> _What the exercise asks_
Set each entry down verbatim, omitting images.

> _Data to use_
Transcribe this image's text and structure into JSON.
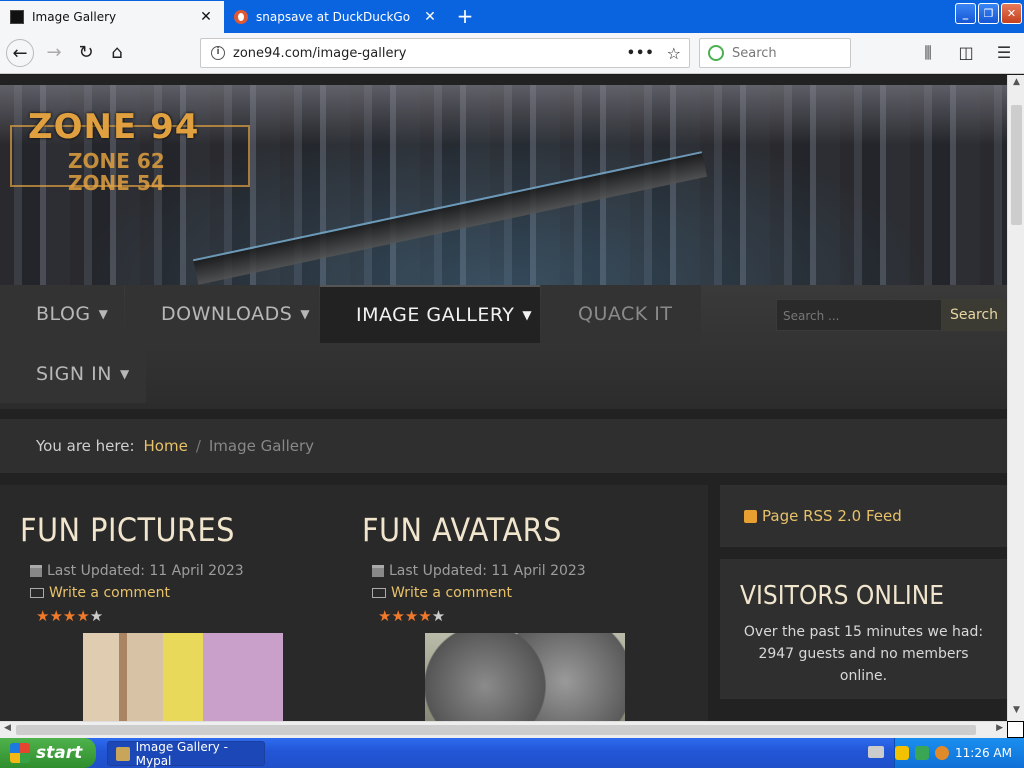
{
  "browser": {
    "tabs": [
      {
        "title": "Image Gallery",
        "active": true
      },
      {
        "title": "snapsave at DuckDuckGo",
        "active": false
      }
    ],
    "url": "zone94.com/image-gallery",
    "search_placeholder": "Search"
  },
  "site": {
    "logo": {
      "line1": "ZONE 94",
      "line2": "ZONE 62",
      "line3": "ZONE 54"
    },
    "menu": [
      {
        "label": "BLOG",
        "caret": "▼"
      },
      {
        "label": "DOWNLOADS",
        "caret": "▼"
      },
      {
        "label": "IMAGE GALLERY",
        "caret": "▼",
        "active": true
      },
      {
        "label": "QUACK IT"
      },
      {
        "label": "SIGN IN",
        "caret": "▼"
      }
    ],
    "search": {
      "placeholder": "Search ...",
      "button": "Search"
    },
    "breadcrumb": {
      "prefix": "You are here:",
      "home": "Home",
      "current": "Image Gallery"
    },
    "articles": [
      {
        "title": "FUN PICTURES",
        "updated": "Last Updated: 11 April 2023",
        "comment": "Write a comment",
        "rating": 4
      },
      {
        "title": "FUN AVATARS",
        "updated": "Last Updated: 11 April 2023",
        "comment": "Write a comment",
        "rating": 4.5
      }
    ],
    "sidebar": {
      "rss": "Page RSS 2.0 Feed",
      "visitors_title": "VISITORS ONLINE",
      "visitors_text": "Over the past 15 minutes we had: 2947 guests and no members online."
    }
  },
  "taskbar": {
    "start": "start",
    "task": "Image Gallery - Mypal",
    "clock": "11:26 AM"
  },
  "colors": {
    "accent": "#e8c26a",
    "star": "#f07a2a",
    "taskbar": "#2357d8"
  }
}
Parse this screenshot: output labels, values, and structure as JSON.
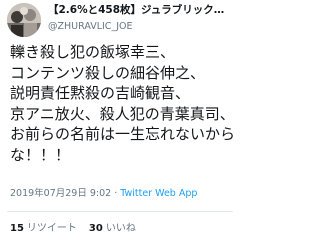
{
  "tweet": {
    "display_name": "【2.6%と458枚】ジュラブリック…",
    "handle": "@ZHURAVLIC_JOE",
    "body_lines": [
      "轢き殺し犯の飯塚幸三、",
      "コンテンツ殺しの細谷伸之、",
      "説明責任黙殺の吉崎観音、",
      "京アニ放火、殺人犯の青葉真司、",
      "お前らの名前は一生忘れないから",
      "な！！！"
    ],
    "timestamp": "2019年07月29日 9:02",
    "separator": "·",
    "source": "Twitter Web App",
    "retweets_count": "15",
    "retweets_label": "リツイート",
    "likes_count": "30",
    "likes_label": "いいね"
  },
  "colors": {
    "text": "#14171a",
    "secondary": "#657786",
    "link": "#1da1f2",
    "divider": "#e1e8ed"
  },
  "icons": {
    "avatar": "avatar-image"
  }
}
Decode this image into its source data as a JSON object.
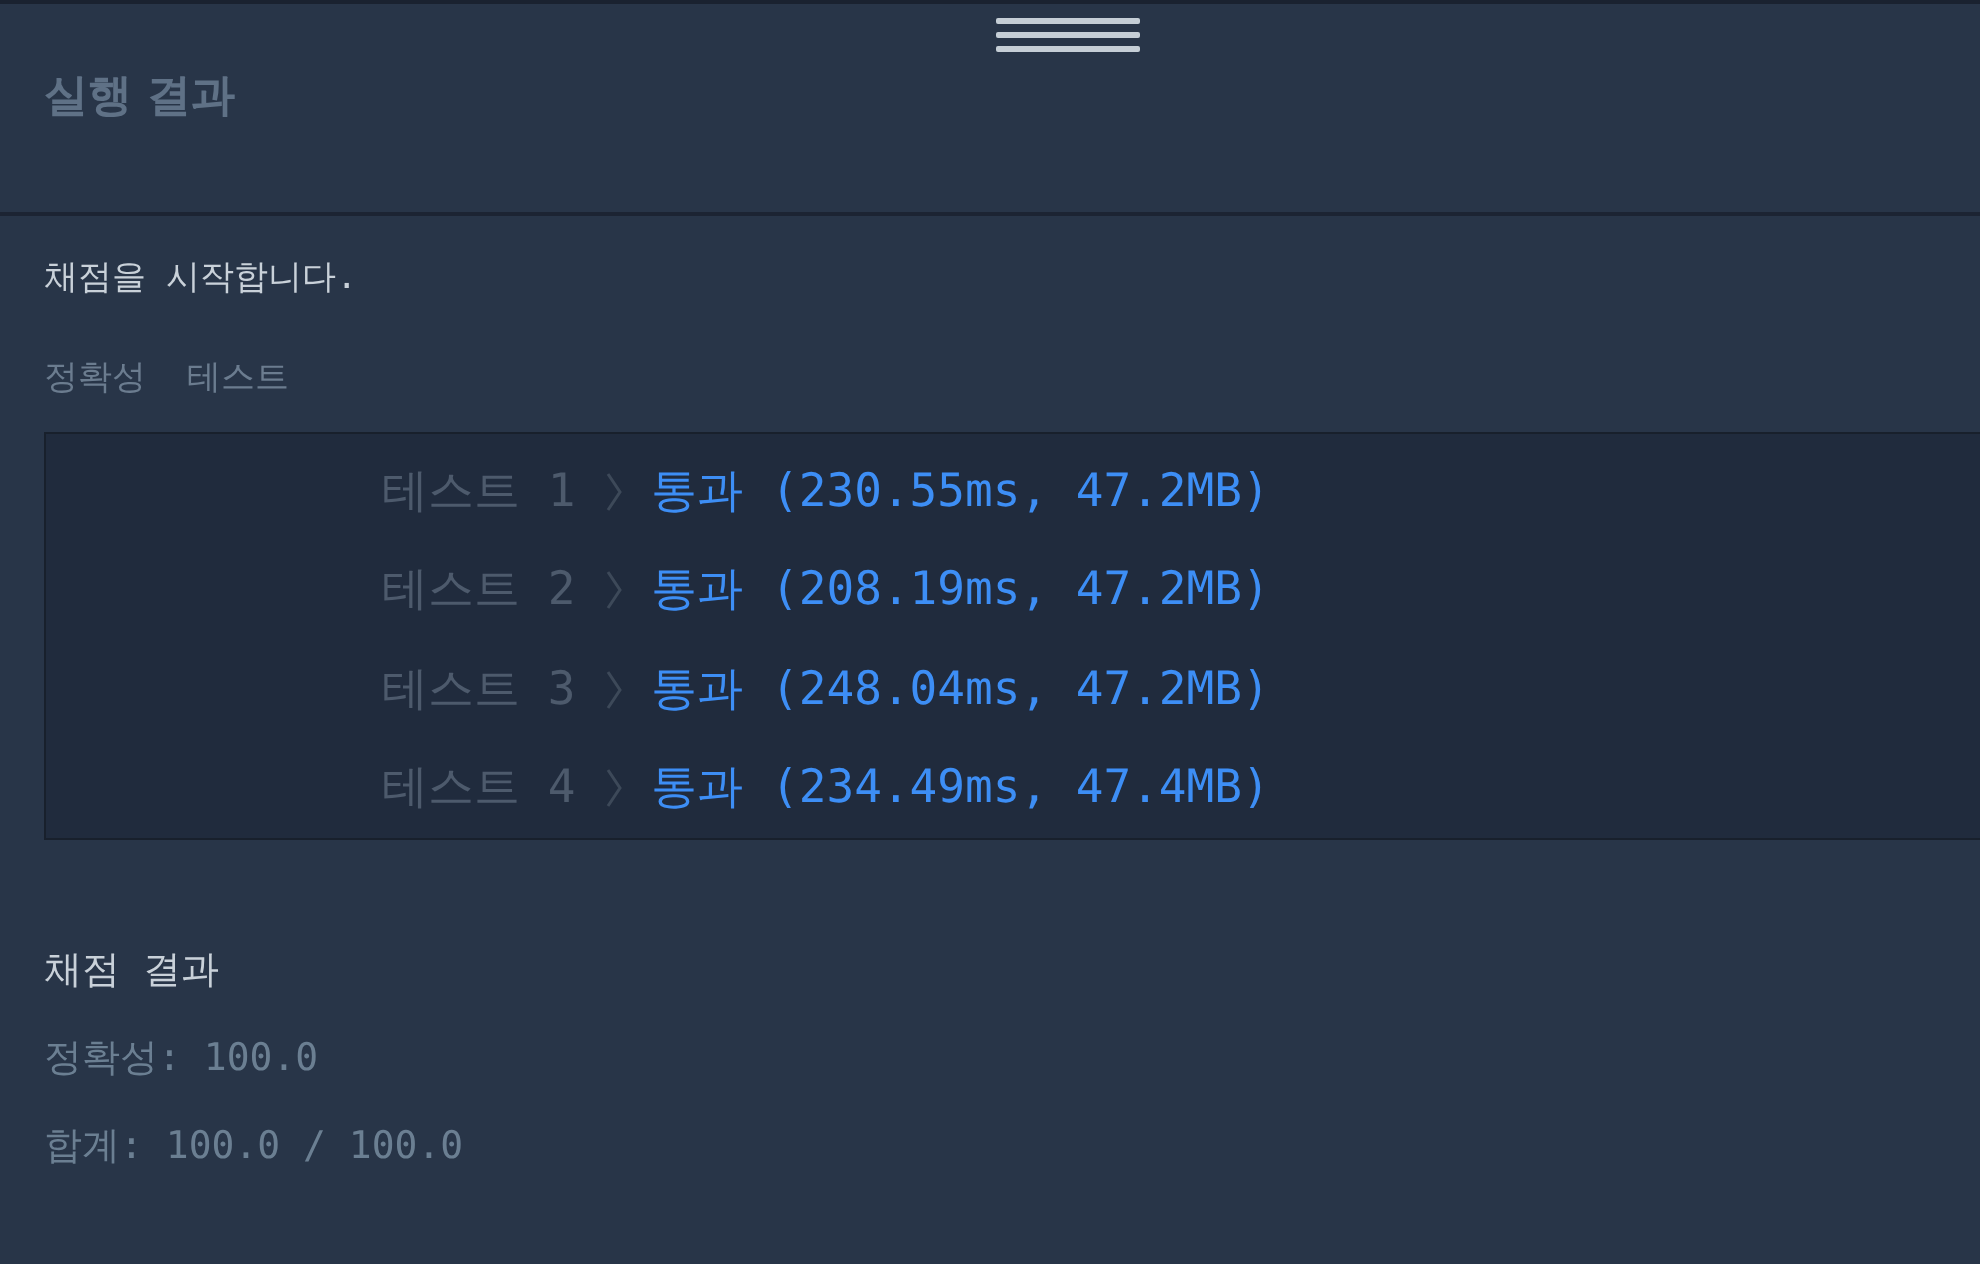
{
  "panel": {
    "title": "실행 결과"
  },
  "grading": {
    "message": "채점을 시작합니다.",
    "heading": "정확성  테스트",
    "tests": [
      {
        "label": "테스트 1",
        "result": "통과 (230.55ms, 47.2MB)",
        "passed": true
      },
      {
        "label": "테스트 2",
        "result": "통과 (208.19ms, 47.2MB)",
        "passed": true
      },
      {
        "label": "테스트 3",
        "result": "통과 (248.04ms, 47.2MB)",
        "passed": true
      },
      {
        "label": "테스트 4",
        "result": "통과 (234.49ms, 47.4MB)",
        "passed": true
      }
    ]
  },
  "summary": {
    "title": "채점 결과",
    "lines": [
      "정확성: 100.0",
      "합계: 100.0 / 100.0"
    ]
  }
}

> _Task result_
Transcribe this image's text and structure into JSON.
{
  "browser": {
    "tabs": [
      {
        "title": "Image Gallery",
        "active": true
      },
      {
        "title": "snapsave at DuckDuckGo",
        "active": false
      }
    ],
    "url": "zone94.com/image-gallery",
    "search_placeholder": "Search"
  },
  "site": {
    "logo": {
      "line1": "ZONE 94",
      "line2": "ZONE 62",
      "line3": "ZONE 54"
    },
    "menu": [
      {
        "label": "BLOG",
        "caret": "▼"
      },
      {
        "label": "DOWNLOADS",
        "caret": "▼"
      },
      {
        "label": "IMAGE GALLERY",
        "caret": "▼",
        "active": true
      },
      {
        "label": "QUACK IT"
      },
      {
        "label": "SIGN IN",
        "caret": "▼"
      }
    ],
    "search": {
      "placeholder": "Search ...",
      "button": "Search"
    },
    "breadcrumb": {
      "prefix": "You are here:",
      "home": "Home",
      "current": "Image Gallery"
    },
    "articles": [
      {
        "title": "FUN PICTURES",
        "updated": "Last Updated: 11 April 2023",
        "comment": "Write a comment",
        "rating": 4
      },
      {
        "title": "FUN AVATARS",
        "updated": "Last Updated: 11 April 2023",
        "comment": "Write a comment",
        "rating": 4.5
      }
    ],
    "sidebar": {
      "rss": "Page RSS 2.0 Feed",
      "visitors_title": "VISITORS ONLINE",
      "visitors_text": "Over the past 15 minutes we had: 2947 guests and no members online."
    }
  },
  "taskbar": {
    "start": "start",
    "task": "Image Gallery - Mypal",
    "clock": "11:26 AM"
  },
  "colors": {
    "accent": "#e8c26a",
    "star": "#f07a2a",
    "taskbar": "#2357d8"
  }
}
Parse this screenshot: output labels, values, and structure as JSON.
{
  "tweet": {
    "display_name": "【2.6%と458枚】ジュラブリック…",
    "handle": "@ZHURAVLIC_JOE",
    "body_lines": [
      "轢き殺し犯の飯塚幸三、",
      "コンテンツ殺しの細谷伸之、",
      "説明責任黙殺の吉崎観音、",
      "京アニ放火、殺人犯の青葉真司、",
      "お前らの名前は一生忘れないから",
      "な！！！"
    ],
    "timestamp": "2019年07月29日 9:02",
    "separator": "·",
    "source": "Twitter Web App",
    "retweets_count": "15",
    "retweets_label": "リツイート",
    "likes_count": "30",
    "likes_label": "いいね"
  },
  "colors": {
    "text": "#14171a",
    "secondary": "#657786",
    "link": "#1da1f2",
    "divider": "#e1e8ed"
  },
  "icons": {
    "avatar": "avatar-image"
  }
}
Decode this image into its source data as a JSON object.
{
  "panel": {
    "title": "실행 결과"
  },
  "grading": {
    "message": "채점을 시작합니다.",
    "heading": "정확성  테스트",
    "tests": [
      {
        "label": "테스트 1",
        "result": "통과 (230.55ms, 47.2MB)",
        "passed": true
      },
      {
        "label": "테스트 2",
        "result": "통과 (208.19ms, 47.2MB)",
        "passed": true
      },
      {
        "label": "테스트 3",
        "result": "통과 (248.04ms, 47.2MB)",
        "passed": true
      },
      {
        "label": "테스트 4",
        "result": "통과 (234.49ms, 47.4MB)",
        "passed": true
      }
    ]
  },
  "summary": {
    "title": "채점 결과",
    "lines": [
      "정확성: 100.0",
      "합계: 100.0 / 100.0"
    ]
  }
}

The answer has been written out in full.